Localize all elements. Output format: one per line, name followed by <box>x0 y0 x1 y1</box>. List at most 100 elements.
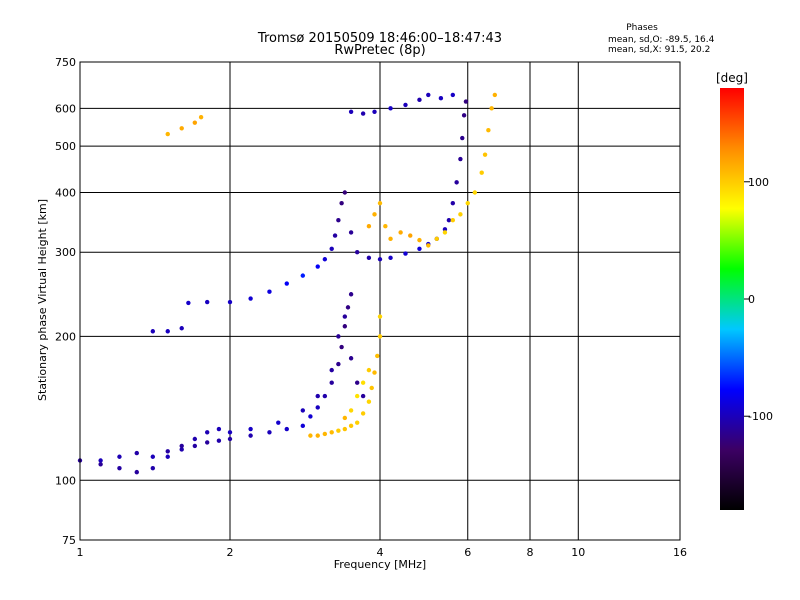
data-point <box>336 428 341 433</box>
x-axis-ticks: 1 2 4 6 8 10 16 <box>77 546 688 559</box>
x-tick-label: 2 <box>227 546 234 559</box>
data-point <box>377 314 383 319</box>
data-point <box>322 393 328 399</box>
data-point <box>165 131 170 137</box>
data-point <box>434 236 439 242</box>
colorbar-label: [deg] <box>716 71 748 85</box>
x-tick-label: 10 <box>571 546 585 559</box>
data-point <box>134 469 139 475</box>
data-point <box>472 190 478 195</box>
data-point <box>348 109 354 115</box>
data-point <box>360 380 366 385</box>
data-point <box>322 431 328 437</box>
data-point <box>348 423 354 429</box>
x-tick-label: 16 <box>673 546 687 559</box>
x-tick-label: 6 <box>464 546 471 559</box>
data-point <box>342 314 348 319</box>
phase-o-stats: mean, sd,O: -89.5, 16.4 <box>608 35 715 45</box>
data-point <box>308 414 313 419</box>
data-point <box>417 246 422 251</box>
data-point <box>360 393 366 399</box>
data-point <box>150 454 156 459</box>
data-point <box>198 114 204 120</box>
data-point <box>366 224 372 229</box>
data-point <box>216 426 222 432</box>
y-tick-label: 300 <box>55 246 76 259</box>
data-point <box>300 273 306 278</box>
data-point <box>377 334 383 339</box>
plot-grid <box>79 61 681 541</box>
data-point <box>408 233 413 238</box>
data-point <box>450 200 456 206</box>
data-point <box>403 102 408 108</box>
plot-points <box>77 92 498 475</box>
data-point <box>482 152 488 157</box>
data-point <box>300 423 306 429</box>
data-point <box>348 356 354 361</box>
phase-heading: Phases <box>626 23 658 33</box>
colorbar-tick-label: 0 <box>748 293 755 306</box>
data-point <box>179 443 184 449</box>
data-point <box>460 135 465 141</box>
data-point <box>165 329 170 334</box>
data-point <box>248 426 253 432</box>
x-tick-label: 1 <box>77 546 84 559</box>
data-point <box>216 438 222 443</box>
y-axis-label: Stationary phase Virtual Height [km] <box>36 199 49 401</box>
data-point <box>360 411 366 416</box>
data-point <box>315 405 320 410</box>
data-point <box>348 292 354 297</box>
colorbar-tick-label: 100 <box>748 176 769 189</box>
data-point <box>339 344 344 350</box>
data-point <box>348 230 354 235</box>
phase-x-stats: mean, sd,X: 91.5, 20.2 <box>608 45 710 55</box>
x-tick-label: 4 <box>377 546 384 559</box>
data-point <box>308 433 313 438</box>
data-point <box>315 433 320 438</box>
data-point <box>458 212 463 217</box>
data-point <box>438 95 444 101</box>
colorbar <box>720 88 744 510</box>
y-tick-label: 75 <box>62 534 76 547</box>
data-point <box>348 408 354 413</box>
data-point <box>227 436 233 442</box>
data-point <box>329 430 334 435</box>
data-point <box>248 433 253 438</box>
data-point <box>388 106 393 111</box>
y-axis-ticks: 75 100 200 300 400 500 600 750 <box>55 56 76 547</box>
data-point <box>446 218 452 223</box>
data-point <box>388 236 393 242</box>
data-point <box>417 97 422 103</box>
data-point <box>329 380 334 385</box>
data-point <box>186 300 191 306</box>
data-point <box>377 200 383 206</box>
data-point <box>336 334 341 339</box>
data-point <box>204 299 210 305</box>
data-point <box>375 353 380 359</box>
data-point <box>354 393 360 399</box>
y-tick-label: 750 <box>55 56 76 69</box>
data-point <box>369 385 374 391</box>
y-tick-label: 200 <box>55 330 76 343</box>
data-point <box>454 180 459 185</box>
data-point <box>372 370 377 375</box>
chart-title: Tromsø 20150509 18:46:00–18:47:43 <box>257 31 502 46</box>
data-point <box>117 454 122 459</box>
data-point <box>489 106 494 111</box>
data-point <box>315 393 320 399</box>
data-point <box>165 454 170 459</box>
data-point <box>403 251 408 256</box>
y-tick-label: 600 <box>55 102 76 115</box>
y-tick-label: 100 <box>55 474 76 487</box>
data-point <box>442 227 448 232</box>
data-point <box>450 92 456 98</box>
data-point <box>150 329 156 334</box>
x-tick-label: 8 <box>527 546 534 559</box>
data-point <box>360 111 366 116</box>
data-point <box>276 420 281 425</box>
data-point <box>372 212 377 217</box>
data-point <box>267 430 272 435</box>
colorbar-tick-label: -100 <box>748 410 773 423</box>
data-point <box>204 440 210 445</box>
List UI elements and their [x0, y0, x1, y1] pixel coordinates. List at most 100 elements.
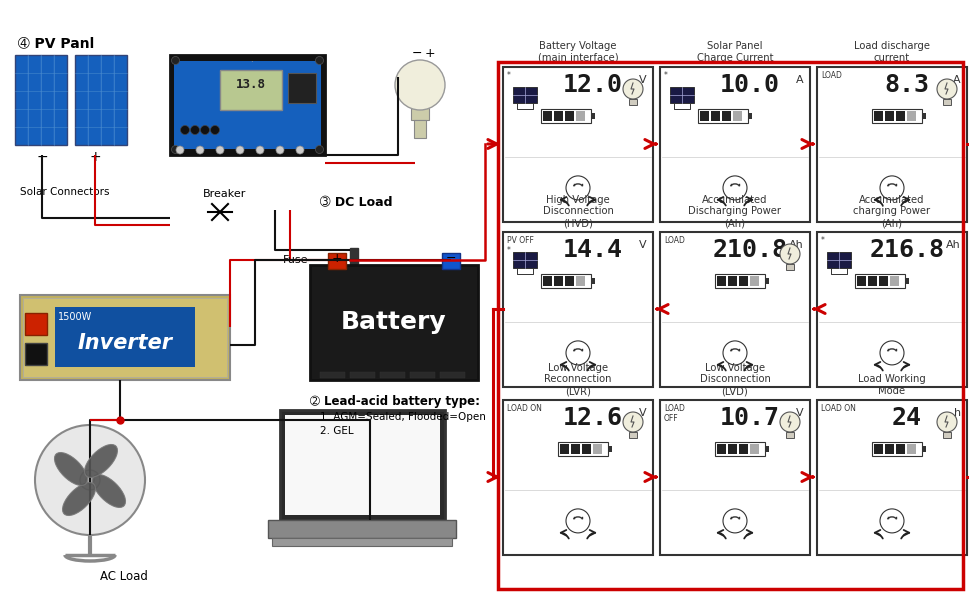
- FancyBboxPatch shape: [503, 67, 652, 222]
- FancyBboxPatch shape: [220, 70, 282, 110]
- Circle shape: [879, 176, 903, 200]
- Ellipse shape: [84, 445, 117, 478]
- Text: Breaker: Breaker: [203, 189, 246, 199]
- Text: 10.0: 10.0: [719, 73, 779, 97]
- FancyBboxPatch shape: [380, 372, 405, 378]
- Circle shape: [779, 244, 799, 264]
- FancyBboxPatch shape: [765, 278, 768, 284]
- FancyBboxPatch shape: [557, 442, 608, 456]
- FancyBboxPatch shape: [716, 444, 725, 454]
- FancyBboxPatch shape: [698, 109, 747, 123]
- Text: Ah: Ah: [946, 240, 960, 250]
- FancyBboxPatch shape: [592, 444, 602, 454]
- FancyArrowPatch shape: [586, 197, 595, 206]
- FancyBboxPatch shape: [922, 113, 925, 119]
- Text: −: −: [411, 47, 422, 60]
- Text: PV OFF
*: PV OFF *: [507, 236, 533, 256]
- Text: +: +: [89, 150, 101, 164]
- FancyBboxPatch shape: [628, 432, 637, 438]
- FancyBboxPatch shape: [170, 55, 325, 155]
- Text: +: +: [331, 252, 342, 265]
- FancyBboxPatch shape: [581, 444, 590, 454]
- FancyBboxPatch shape: [714, 442, 765, 456]
- Text: LOAD ON: LOAD ON: [507, 404, 542, 413]
- Circle shape: [622, 79, 642, 99]
- FancyBboxPatch shape: [871, 109, 922, 123]
- Text: AC Load: AC Load: [100, 570, 147, 583]
- FancyBboxPatch shape: [20, 295, 230, 380]
- Circle shape: [394, 60, 445, 110]
- FancyBboxPatch shape: [75, 55, 127, 145]
- FancyArrowPatch shape: [560, 362, 568, 371]
- Circle shape: [879, 509, 903, 533]
- FancyBboxPatch shape: [906, 111, 915, 121]
- FancyArrowPatch shape: [874, 197, 882, 206]
- Circle shape: [566, 509, 589, 533]
- FancyBboxPatch shape: [816, 67, 966, 222]
- FancyArrowPatch shape: [717, 530, 725, 539]
- Circle shape: [936, 412, 956, 432]
- FancyBboxPatch shape: [765, 446, 768, 452]
- FancyBboxPatch shape: [884, 444, 893, 454]
- FancyBboxPatch shape: [350, 248, 358, 264]
- Text: Fuse: Fuse: [282, 255, 308, 265]
- Circle shape: [35, 425, 144, 535]
- FancyBboxPatch shape: [571, 444, 579, 454]
- FancyBboxPatch shape: [414, 120, 425, 138]
- FancyBboxPatch shape: [716, 276, 725, 286]
- Circle shape: [216, 146, 224, 154]
- Text: V: V: [639, 75, 646, 85]
- FancyBboxPatch shape: [895, 444, 904, 454]
- FancyBboxPatch shape: [659, 400, 809, 555]
- FancyBboxPatch shape: [576, 276, 584, 286]
- FancyBboxPatch shape: [608, 446, 611, 452]
- Text: High Voltage
Disconnection
(HVD): High Voltage Disconnection (HVD): [542, 195, 612, 228]
- FancyBboxPatch shape: [710, 111, 719, 121]
- FancyArrowPatch shape: [586, 362, 595, 371]
- Text: A: A: [953, 75, 960, 85]
- FancyBboxPatch shape: [857, 276, 865, 286]
- FancyBboxPatch shape: [513, 87, 537, 103]
- FancyBboxPatch shape: [553, 111, 562, 121]
- FancyBboxPatch shape: [543, 111, 551, 121]
- FancyBboxPatch shape: [564, 111, 574, 121]
- FancyArrowPatch shape: [900, 530, 908, 539]
- FancyArrowPatch shape: [743, 362, 751, 371]
- FancyBboxPatch shape: [922, 446, 925, 452]
- Circle shape: [722, 341, 746, 365]
- Text: LOAD: LOAD: [664, 236, 684, 245]
- FancyArrowPatch shape: [560, 197, 568, 206]
- Text: +: +: [424, 47, 435, 60]
- FancyBboxPatch shape: [670, 87, 693, 103]
- Text: 14.4: 14.4: [562, 238, 622, 262]
- FancyBboxPatch shape: [871, 442, 922, 456]
- Circle shape: [936, 79, 956, 99]
- Ellipse shape: [54, 452, 87, 485]
- Circle shape: [315, 145, 324, 154]
- FancyArrowPatch shape: [586, 530, 595, 539]
- Circle shape: [172, 145, 179, 154]
- Text: Battery: Battery: [341, 310, 447, 334]
- FancyArrowPatch shape: [874, 362, 882, 371]
- Circle shape: [201, 125, 209, 134]
- FancyBboxPatch shape: [738, 276, 747, 286]
- Text: ➁ Lead-acid battery type:: ➁ Lead-acid battery type:: [310, 395, 480, 408]
- Text: Load discharge
current: Load discharge current: [853, 41, 929, 63]
- FancyArrowPatch shape: [743, 197, 751, 206]
- FancyArrowPatch shape: [900, 362, 908, 371]
- Text: Ah: Ah: [789, 240, 803, 250]
- Text: 10.7: 10.7: [719, 406, 779, 430]
- Text: *: *: [820, 236, 824, 245]
- FancyBboxPatch shape: [906, 444, 915, 454]
- FancyBboxPatch shape: [267, 520, 455, 538]
- Text: LOAD
OFF: LOAD OFF: [664, 404, 684, 424]
- FancyBboxPatch shape: [942, 432, 950, 438]
- Circle shape: [276, 146, 284, 154]
- FancyBboxPatch shape: [328, 253, 346, 269]
- FancyBboxPatch shape: [590, 113, 594, 119]
- Circle shape: [566, 341, 589, 365]
- Circle shape: [235, 146, 244, 154]
- Text: −: −: [36, 150, 47, 164]
- Circle shape: [196, 146, 203, 154]
- Ellipse shape: [62, 482, 95, 515]
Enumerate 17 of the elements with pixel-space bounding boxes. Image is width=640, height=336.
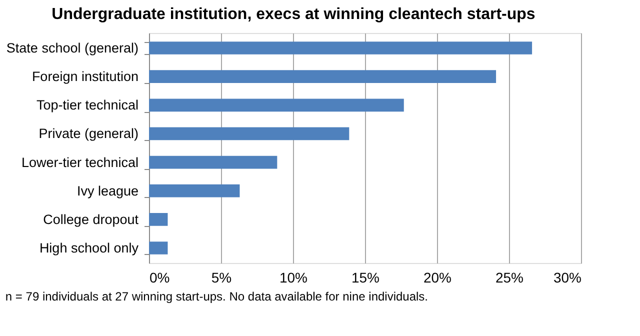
* * * * *
Given problem: Retype the lines from the one containing "- FancyBboxPatch shape: [503, 67, 652, 222]" through the one containing "- Circle shape: [779, 244, 799, 264]", copying each exactly and including both end lines.

Solution:
- FancyBboxPatch shape: [503, 67, 652, 222]
- FancyBboxPatch shape: [220, 70, 282, 110]
- Circle shape: [879, 176, 903, 200]
- Ellipse shape: [84, 445, 117, 478]
- Text: Breaker: Breaker: [203, 189, 246, 199]
- Text: 10.0: 10.0: [719, 73, 779, 97]
- FancyBboxPatch shape: [380, 372, 405, 378]
- Circle shape: [779, 244, 799, 264]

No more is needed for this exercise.